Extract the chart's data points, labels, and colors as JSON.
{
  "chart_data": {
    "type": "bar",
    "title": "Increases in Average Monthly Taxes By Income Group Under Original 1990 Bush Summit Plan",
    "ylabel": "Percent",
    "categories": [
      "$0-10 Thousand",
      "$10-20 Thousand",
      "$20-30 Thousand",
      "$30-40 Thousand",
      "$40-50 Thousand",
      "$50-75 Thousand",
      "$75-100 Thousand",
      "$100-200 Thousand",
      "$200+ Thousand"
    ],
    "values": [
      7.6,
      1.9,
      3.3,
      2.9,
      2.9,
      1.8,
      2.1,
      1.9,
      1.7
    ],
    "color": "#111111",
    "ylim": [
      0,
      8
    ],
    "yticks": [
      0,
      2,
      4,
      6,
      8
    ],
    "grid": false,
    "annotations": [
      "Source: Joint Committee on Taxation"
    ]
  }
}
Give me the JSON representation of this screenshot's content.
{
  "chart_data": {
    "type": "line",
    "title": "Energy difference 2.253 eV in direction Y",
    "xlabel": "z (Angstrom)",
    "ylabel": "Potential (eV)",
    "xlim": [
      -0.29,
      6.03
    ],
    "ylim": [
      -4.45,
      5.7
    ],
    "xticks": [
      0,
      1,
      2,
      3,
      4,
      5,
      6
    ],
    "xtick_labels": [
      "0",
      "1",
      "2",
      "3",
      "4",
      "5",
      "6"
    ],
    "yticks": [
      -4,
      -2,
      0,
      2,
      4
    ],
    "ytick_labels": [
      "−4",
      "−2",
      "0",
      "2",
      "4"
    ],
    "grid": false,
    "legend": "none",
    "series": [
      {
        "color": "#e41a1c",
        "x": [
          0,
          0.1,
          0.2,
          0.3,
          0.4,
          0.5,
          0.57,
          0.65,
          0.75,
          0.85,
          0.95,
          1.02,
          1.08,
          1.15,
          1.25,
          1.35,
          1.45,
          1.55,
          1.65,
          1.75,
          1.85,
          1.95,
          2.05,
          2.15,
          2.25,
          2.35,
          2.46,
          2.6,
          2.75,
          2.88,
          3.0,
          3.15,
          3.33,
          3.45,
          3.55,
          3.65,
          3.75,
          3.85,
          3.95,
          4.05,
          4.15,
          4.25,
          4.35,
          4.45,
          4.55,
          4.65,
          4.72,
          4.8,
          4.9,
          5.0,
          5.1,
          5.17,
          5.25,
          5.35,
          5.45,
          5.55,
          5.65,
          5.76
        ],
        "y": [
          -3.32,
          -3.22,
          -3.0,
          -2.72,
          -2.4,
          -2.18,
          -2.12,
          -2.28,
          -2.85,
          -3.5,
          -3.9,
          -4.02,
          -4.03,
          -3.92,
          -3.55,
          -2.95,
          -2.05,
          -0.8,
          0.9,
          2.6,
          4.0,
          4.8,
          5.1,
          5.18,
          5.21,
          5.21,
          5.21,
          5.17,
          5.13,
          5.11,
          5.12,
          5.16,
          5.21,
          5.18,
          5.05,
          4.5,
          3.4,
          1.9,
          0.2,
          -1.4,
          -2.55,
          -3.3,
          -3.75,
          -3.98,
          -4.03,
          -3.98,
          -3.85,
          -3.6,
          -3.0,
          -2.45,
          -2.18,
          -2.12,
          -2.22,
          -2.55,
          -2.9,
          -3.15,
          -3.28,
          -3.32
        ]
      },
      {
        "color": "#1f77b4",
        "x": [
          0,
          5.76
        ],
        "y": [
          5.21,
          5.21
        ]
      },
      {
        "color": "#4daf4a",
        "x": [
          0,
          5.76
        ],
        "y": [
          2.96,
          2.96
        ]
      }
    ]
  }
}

....................

Lines that hold the word "ylabel" are the ones to return, every one of them.

Result for this exercise
    "ylabel": "Percent",
    "ylabel": "Potential (eV)",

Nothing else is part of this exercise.